# START OF Source

How Beijing Boxed America Out of the South China Sea
China incrementally built up military outposts, with little pushback from the U.S., and has emerged as a power in the strategic waters through which trillions of dollars in trade passes
Niharika Mandhana, 03/11/23
In early February, a Philippine coast guard vessel approached a small outpost in the South China Sea when it was hit by green laser beams that temporarily blinded its crew. The source was a Chinese coast guard ship, which Philippine authorities said approached dangerously close.
A few weeks earlier, the U.S. military accused a Chinese fighter pilot of another unsafe action over the waterway—flying within 20 feet of the nose of a U.S. Air Force aircraft.
Before that came a November incident involving a Philippine boat that was towing debris from a Chinese rocket launch. China’s coast guard deployed an inflatable boat to cut the tow line and retrieve the object, said Philippine officials.
Beijing is becoming the dominant force in the South China Sea, through which trillions of dollars in trade passes each year, a position it has advanced step-by-step over the past decade. With incremental moves that stay below the threshold of provoking conflict, China has gradually changed both the geography and the balance of power in the area.
The disputed sea is ringed by China, Taiwan and Southeast Asian nations, but Beijing claims nearly all of it. It has turned reefs into artificial islands, then into military bases, with missiles, radar systems and air strips that are a problem for the U.S. Navy. It has built a large coast guard that among other things harasses offshore oil-and-gas operations of Southeast Asian nations, and a fishing militia that swarms the rich fishing waters, lingering for days.

# END OF Source

Required tasks:
(a) Name the three military features that the article says China has installed on its bases built from reefs.
(b) Recast the paragraph of the article that begins "The disputed sea is ringed" as a short bulleted list, keeping its main facts.
(c) Reproduce verbatim the stretch of the article from "Beijing is becoming" through "in the area.".
Rely only on the article for the tasks.

# START OF Recorded data

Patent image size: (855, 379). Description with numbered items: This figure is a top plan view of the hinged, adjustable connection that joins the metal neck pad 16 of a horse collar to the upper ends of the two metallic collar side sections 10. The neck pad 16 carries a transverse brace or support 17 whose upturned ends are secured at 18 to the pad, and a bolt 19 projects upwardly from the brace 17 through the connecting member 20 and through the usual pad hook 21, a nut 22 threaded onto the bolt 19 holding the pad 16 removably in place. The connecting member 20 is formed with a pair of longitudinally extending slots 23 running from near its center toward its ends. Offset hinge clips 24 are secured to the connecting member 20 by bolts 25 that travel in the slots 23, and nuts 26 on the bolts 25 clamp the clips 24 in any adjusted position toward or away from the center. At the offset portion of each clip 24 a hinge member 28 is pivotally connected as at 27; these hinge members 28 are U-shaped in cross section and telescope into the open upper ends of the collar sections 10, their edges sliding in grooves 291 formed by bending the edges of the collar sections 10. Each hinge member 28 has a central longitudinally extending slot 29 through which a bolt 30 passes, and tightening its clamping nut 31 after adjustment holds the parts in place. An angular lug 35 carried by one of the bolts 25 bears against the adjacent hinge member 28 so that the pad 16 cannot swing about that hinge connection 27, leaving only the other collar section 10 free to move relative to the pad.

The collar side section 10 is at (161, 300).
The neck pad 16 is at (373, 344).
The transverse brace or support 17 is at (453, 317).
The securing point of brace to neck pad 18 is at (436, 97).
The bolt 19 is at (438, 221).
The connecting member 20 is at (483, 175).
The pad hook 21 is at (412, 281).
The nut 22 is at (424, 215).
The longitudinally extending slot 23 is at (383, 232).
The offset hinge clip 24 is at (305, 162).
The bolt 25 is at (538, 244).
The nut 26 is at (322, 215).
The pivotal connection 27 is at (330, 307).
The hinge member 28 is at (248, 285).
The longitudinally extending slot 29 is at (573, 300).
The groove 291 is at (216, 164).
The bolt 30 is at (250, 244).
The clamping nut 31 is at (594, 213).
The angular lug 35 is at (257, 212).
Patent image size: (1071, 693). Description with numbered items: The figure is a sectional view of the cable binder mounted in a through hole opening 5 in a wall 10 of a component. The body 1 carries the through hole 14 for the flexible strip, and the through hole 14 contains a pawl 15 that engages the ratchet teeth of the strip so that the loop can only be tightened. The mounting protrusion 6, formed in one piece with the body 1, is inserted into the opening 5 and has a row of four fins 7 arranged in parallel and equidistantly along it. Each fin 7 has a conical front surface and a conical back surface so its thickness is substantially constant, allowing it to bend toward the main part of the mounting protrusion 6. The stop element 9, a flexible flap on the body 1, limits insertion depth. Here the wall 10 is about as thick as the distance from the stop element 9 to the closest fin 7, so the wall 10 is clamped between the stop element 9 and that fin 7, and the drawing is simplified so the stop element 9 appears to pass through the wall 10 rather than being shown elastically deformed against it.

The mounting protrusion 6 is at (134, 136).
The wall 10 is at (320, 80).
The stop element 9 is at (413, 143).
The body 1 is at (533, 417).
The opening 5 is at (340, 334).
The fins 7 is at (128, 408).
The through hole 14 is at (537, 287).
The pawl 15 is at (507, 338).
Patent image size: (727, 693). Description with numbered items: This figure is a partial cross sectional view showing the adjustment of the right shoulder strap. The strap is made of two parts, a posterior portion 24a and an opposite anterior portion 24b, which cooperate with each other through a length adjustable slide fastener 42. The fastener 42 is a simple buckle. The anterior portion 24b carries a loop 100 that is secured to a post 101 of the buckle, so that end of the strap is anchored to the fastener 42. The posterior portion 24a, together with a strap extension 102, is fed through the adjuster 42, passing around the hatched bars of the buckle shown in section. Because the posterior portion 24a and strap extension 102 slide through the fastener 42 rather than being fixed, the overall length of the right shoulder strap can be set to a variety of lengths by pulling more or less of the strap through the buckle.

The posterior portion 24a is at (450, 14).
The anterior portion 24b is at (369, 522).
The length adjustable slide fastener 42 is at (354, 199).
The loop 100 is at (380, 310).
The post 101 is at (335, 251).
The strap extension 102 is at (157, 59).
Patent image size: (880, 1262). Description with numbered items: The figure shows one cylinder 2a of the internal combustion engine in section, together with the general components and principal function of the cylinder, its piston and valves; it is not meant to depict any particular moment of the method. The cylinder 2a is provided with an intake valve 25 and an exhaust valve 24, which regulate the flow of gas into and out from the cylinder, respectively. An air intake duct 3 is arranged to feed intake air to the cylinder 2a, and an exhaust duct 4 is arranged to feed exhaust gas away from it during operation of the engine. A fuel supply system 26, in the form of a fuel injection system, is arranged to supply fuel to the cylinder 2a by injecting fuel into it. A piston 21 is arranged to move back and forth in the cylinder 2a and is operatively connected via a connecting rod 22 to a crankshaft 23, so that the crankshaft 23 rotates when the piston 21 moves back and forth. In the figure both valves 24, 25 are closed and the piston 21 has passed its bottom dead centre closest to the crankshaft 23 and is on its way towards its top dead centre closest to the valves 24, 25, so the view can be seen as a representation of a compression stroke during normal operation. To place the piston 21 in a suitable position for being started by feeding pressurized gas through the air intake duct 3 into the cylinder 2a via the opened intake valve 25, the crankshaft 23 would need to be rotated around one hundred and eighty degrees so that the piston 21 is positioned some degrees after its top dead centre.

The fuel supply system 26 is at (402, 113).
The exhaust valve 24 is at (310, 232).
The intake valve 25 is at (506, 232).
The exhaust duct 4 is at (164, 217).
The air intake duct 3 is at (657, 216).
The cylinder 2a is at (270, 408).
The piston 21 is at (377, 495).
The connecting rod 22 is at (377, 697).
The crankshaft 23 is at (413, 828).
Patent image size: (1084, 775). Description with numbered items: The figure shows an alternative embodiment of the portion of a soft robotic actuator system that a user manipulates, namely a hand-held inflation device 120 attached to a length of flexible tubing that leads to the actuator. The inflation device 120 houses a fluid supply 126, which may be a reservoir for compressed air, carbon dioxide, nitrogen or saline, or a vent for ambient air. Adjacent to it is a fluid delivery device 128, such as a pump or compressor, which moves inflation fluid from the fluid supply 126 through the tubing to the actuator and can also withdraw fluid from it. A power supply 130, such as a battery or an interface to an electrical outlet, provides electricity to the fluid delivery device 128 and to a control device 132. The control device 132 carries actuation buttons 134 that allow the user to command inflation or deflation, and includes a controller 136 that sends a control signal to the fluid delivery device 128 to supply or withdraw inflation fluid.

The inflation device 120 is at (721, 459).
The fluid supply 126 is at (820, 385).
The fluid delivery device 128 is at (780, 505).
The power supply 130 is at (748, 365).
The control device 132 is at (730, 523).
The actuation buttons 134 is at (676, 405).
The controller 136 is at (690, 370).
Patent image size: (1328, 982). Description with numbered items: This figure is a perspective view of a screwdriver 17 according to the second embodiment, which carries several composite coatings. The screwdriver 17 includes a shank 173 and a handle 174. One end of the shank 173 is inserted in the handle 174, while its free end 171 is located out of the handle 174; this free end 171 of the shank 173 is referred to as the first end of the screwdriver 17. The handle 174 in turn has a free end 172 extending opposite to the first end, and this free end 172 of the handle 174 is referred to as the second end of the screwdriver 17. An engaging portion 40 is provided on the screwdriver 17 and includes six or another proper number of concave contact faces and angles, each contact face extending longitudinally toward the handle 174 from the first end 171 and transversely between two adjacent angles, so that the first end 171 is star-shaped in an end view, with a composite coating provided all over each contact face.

# END OF Recorded data

The replies:
(a) Missiles, radar systems and air strips.

(b)
- The disputed sea is surrounded by China, Taiwan and Southeast Asian nations, but Beijing claims nearly all of it.
- China has converted reefs into artificial islands and then into military bases with missiles, radar systems and air strips that pose a problem for the U.S. Navy.
- It has built a large coast guard that, among other things, harasses the offshore oil-and-gas operations of Southeast Asian nations.
- It has also built a fishing militia that swarms the rich fishing waters and lingers for days.

(c)
Beijing is becoming the dominant force in the South China Sea, through which trillions of dollars in trade passes each year, a position it has advanced step-by-step over the past decade. With incremental moves that stay below the threshold of provoking conflict, China has gradually changed both the geography and the balance of power in the area.